* _REQUIRED TASK_
All lines holding the string "Landsat" are to be shown.

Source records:
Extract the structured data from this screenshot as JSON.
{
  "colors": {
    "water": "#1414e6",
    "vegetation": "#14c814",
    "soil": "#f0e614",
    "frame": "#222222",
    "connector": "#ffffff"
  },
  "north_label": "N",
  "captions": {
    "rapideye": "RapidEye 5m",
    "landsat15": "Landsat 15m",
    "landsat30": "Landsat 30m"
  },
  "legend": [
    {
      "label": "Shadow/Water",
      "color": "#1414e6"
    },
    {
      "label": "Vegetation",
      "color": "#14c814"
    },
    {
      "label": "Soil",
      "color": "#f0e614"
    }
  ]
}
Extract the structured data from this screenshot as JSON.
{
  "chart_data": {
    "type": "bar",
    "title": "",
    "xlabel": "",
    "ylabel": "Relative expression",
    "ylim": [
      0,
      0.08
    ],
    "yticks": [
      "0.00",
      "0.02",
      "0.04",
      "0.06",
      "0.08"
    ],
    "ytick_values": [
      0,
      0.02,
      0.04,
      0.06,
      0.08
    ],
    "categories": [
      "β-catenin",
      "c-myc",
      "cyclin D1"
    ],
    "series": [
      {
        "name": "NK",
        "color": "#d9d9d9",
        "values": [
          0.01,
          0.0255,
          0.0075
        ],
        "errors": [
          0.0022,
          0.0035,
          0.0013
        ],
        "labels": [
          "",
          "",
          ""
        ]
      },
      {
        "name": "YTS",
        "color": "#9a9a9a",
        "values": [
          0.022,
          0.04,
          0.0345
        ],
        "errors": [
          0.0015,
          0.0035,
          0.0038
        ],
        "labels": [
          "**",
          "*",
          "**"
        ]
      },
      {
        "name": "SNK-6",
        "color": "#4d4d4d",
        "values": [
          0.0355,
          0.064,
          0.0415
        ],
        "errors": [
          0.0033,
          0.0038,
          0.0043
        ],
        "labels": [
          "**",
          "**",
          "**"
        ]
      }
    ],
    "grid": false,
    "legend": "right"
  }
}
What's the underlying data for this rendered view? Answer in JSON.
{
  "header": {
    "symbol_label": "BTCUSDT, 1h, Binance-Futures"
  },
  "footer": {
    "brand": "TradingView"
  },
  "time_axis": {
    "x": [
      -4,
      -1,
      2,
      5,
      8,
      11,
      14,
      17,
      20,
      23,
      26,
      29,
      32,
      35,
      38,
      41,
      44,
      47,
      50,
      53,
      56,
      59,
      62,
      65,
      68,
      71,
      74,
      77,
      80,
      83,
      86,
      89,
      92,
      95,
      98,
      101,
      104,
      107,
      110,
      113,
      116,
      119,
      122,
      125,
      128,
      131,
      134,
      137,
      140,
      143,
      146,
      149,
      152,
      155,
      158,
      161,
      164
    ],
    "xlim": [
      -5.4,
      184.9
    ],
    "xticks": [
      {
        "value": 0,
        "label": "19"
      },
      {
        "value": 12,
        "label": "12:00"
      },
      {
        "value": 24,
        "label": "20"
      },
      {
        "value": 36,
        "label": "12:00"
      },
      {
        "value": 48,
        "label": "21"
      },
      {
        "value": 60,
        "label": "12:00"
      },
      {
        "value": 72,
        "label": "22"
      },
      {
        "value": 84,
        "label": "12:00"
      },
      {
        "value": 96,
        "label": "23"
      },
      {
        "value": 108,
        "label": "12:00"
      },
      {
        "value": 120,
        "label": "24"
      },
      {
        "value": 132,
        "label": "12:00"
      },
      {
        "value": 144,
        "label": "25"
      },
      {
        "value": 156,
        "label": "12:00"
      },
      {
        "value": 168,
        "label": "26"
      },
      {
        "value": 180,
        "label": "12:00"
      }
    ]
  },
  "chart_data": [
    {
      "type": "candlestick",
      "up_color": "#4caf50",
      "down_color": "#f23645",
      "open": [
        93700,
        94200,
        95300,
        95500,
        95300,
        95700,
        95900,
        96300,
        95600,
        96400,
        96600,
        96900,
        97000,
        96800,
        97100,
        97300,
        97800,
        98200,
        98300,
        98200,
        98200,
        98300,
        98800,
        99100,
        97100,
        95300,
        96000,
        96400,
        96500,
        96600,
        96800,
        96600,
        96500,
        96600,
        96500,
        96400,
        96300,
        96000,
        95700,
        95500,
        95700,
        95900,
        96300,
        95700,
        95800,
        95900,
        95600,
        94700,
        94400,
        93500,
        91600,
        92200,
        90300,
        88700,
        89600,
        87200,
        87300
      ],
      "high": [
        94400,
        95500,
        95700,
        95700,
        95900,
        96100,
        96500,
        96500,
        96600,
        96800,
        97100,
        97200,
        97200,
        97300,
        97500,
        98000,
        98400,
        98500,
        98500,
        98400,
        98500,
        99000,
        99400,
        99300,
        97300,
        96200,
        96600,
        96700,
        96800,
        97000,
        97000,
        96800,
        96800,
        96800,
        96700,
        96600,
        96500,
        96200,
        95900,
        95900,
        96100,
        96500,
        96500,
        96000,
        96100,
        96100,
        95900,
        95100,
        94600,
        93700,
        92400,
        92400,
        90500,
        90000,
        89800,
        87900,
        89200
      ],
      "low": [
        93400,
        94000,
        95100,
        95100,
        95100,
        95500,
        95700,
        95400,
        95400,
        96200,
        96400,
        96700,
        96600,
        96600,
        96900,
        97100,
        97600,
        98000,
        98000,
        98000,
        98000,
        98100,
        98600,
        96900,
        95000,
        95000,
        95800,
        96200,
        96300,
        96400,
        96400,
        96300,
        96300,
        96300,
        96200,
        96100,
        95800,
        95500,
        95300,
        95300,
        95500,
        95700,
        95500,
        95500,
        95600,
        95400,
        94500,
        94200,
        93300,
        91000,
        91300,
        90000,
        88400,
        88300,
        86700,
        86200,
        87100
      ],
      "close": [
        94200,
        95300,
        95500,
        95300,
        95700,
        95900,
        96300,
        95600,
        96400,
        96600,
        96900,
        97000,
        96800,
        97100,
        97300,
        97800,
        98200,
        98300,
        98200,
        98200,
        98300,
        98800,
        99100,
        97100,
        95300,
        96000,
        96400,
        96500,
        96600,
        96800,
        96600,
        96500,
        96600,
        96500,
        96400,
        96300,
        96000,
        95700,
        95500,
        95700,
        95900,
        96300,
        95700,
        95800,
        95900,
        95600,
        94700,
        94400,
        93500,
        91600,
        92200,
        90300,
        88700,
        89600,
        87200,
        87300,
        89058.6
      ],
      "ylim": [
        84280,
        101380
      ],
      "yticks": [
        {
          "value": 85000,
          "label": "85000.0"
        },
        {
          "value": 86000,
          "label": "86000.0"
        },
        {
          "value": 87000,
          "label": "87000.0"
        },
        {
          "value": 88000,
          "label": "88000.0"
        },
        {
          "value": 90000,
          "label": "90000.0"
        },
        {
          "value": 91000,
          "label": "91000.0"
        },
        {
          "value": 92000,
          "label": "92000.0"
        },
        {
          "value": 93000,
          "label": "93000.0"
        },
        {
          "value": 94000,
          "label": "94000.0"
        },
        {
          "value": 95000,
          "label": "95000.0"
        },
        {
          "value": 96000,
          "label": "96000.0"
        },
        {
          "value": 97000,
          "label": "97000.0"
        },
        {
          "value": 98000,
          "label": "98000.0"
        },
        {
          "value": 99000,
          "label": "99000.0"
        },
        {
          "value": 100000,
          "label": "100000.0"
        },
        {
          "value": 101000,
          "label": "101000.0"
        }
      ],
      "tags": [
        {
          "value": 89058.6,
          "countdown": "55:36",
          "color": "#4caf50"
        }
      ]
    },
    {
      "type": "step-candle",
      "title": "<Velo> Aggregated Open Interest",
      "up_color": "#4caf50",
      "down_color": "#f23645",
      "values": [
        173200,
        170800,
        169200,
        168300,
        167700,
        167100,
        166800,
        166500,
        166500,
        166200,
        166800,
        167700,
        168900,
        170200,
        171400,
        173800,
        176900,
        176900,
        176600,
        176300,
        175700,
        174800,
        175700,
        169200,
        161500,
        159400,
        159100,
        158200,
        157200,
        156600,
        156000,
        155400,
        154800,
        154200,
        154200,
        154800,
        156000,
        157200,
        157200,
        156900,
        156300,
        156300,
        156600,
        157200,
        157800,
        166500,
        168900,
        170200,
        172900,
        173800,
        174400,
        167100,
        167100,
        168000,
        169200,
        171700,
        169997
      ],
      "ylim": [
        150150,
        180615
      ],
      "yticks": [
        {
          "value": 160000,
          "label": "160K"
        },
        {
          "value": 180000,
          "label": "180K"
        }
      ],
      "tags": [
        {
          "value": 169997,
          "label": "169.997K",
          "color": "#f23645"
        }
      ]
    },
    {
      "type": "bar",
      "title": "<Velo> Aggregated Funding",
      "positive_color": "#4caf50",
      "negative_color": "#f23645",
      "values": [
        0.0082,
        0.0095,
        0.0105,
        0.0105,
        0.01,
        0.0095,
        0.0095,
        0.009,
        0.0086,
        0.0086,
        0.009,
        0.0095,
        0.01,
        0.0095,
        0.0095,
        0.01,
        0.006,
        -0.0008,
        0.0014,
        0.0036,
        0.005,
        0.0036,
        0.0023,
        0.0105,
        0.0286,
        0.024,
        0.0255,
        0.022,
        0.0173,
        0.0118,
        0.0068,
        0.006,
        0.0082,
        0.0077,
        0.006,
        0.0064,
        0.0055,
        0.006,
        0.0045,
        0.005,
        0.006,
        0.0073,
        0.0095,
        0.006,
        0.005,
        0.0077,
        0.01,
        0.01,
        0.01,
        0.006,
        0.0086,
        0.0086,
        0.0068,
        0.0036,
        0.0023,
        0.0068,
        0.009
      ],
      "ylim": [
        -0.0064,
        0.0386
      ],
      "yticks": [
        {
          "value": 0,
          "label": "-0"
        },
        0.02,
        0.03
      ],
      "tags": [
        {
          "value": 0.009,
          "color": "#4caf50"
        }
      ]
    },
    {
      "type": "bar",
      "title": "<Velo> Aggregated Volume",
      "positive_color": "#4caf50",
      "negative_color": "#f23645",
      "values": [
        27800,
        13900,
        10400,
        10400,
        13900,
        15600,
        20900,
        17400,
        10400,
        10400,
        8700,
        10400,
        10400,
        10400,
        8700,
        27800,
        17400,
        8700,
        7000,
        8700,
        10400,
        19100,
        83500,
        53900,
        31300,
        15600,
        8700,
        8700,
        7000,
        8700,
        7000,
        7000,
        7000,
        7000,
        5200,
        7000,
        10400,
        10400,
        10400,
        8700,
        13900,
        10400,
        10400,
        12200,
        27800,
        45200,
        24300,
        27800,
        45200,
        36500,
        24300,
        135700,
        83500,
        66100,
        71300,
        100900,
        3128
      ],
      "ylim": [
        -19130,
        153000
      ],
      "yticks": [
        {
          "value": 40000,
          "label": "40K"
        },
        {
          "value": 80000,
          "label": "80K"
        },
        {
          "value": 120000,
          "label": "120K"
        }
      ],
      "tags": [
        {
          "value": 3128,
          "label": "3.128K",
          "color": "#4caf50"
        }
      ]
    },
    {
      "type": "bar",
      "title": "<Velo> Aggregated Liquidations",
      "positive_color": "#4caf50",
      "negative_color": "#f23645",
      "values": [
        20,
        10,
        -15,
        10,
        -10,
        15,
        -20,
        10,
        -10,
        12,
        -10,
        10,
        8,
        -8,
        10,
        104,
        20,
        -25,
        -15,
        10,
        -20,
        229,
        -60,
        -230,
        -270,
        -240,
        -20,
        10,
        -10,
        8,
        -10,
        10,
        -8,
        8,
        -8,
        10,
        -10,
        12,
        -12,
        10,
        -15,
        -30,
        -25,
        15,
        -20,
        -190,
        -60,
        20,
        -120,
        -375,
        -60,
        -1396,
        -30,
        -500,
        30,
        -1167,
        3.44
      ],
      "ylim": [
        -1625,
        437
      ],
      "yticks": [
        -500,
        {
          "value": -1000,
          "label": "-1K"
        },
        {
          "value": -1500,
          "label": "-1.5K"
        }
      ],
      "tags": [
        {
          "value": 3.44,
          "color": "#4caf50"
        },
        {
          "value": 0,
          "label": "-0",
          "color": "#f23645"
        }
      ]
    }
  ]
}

* _ANSWER TO THE PROBLEM_
    "landsat15": "Landsat 15m",
    "landsat30": "Landsat 30m"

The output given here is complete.